• [Exercise instructions] Repeat precisely, and only, the lines between the line containing "What does this" and the end of the listing below, both ends included.

• [Data lines]
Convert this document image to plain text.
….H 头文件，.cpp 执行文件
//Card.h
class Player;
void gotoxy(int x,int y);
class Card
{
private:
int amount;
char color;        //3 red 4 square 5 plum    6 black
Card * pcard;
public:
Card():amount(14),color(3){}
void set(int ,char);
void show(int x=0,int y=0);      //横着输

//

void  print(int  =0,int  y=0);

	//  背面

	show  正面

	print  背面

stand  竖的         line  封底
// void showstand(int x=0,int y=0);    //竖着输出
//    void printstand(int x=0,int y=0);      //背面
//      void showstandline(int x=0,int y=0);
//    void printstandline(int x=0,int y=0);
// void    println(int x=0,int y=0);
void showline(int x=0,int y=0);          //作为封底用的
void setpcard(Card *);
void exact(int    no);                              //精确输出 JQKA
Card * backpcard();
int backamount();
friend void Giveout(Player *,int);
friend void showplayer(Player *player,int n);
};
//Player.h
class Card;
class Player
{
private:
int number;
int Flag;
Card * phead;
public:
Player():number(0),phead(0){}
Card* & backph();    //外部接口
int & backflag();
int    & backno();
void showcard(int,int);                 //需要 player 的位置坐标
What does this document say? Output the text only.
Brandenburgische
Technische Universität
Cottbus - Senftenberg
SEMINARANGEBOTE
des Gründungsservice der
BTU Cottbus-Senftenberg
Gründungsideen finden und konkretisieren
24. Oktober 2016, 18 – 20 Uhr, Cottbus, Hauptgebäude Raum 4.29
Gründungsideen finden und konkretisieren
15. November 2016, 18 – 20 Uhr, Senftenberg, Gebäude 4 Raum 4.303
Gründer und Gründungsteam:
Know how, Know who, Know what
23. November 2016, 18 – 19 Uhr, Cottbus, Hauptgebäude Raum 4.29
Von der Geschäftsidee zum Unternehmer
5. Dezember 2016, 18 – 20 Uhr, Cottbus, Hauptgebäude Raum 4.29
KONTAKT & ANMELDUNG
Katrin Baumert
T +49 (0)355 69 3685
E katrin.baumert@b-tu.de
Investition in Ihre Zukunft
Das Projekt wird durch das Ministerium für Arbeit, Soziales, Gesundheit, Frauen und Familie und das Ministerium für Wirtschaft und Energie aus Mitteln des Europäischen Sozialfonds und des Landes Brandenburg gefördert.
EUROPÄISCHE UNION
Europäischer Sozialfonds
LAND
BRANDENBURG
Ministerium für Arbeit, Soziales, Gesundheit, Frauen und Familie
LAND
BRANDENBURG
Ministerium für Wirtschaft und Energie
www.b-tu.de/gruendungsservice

• [Exercise answer]
What does this document say? Output the text only.
Brandenburgische
Technische Universität
Cottbus - Senftenberg
SEMINARANGEBOTE
des Gründungsservice der
BTU Cottbus-Senftenberg
Gründungsideen finden und konkretisieren
24. Oktober 2016, 18 – 20 Uhr, Cottbus, Hauptgebäude Raum 4.29
Gründungsideen finden und konkretisieren
15. November 2016, 18 – 20 Uhr, Senftenberg, Gebäude 4 Raum 4.303
Gründer und Gründungsteam:
Know how, Know who, Know what
23. November 2016, 18 – 19 Uhr, Cottbus, Hauptgebäude Raum 4.29
Von der Geschäftsidee zum Unternehmer
5. Dezember 2016, 18 – 20 Uhr, Cottbus, Hauptgebäude Raum 4.29
KONTAKT & ANMELDUNG
Katrin Baumert
T +49 (0)355 69 3685
E katrin.baumert@b-tu.de
Investition in Ihre Zukunft
Das Projekt wird durch das Ministerium für Arbeit, Soziales, Gesundheit, Frauen und Familie und das Ministerium für Wirtschaft und Energie aus Mitteln des Europäischen Sozialfonds und des Landes Brandenburg gefördert.
EUROPÄISCHE UNION
Europäischer Sozialfonds
LAND
BRANDENBURG
Ministerium für Arbeit, Soziales, Gesundheit, Frauen und Familie
LAND
BRANDENBURG
Ministerium für Wirtschaft und Energie
www.b-tu.de/gruendungsservice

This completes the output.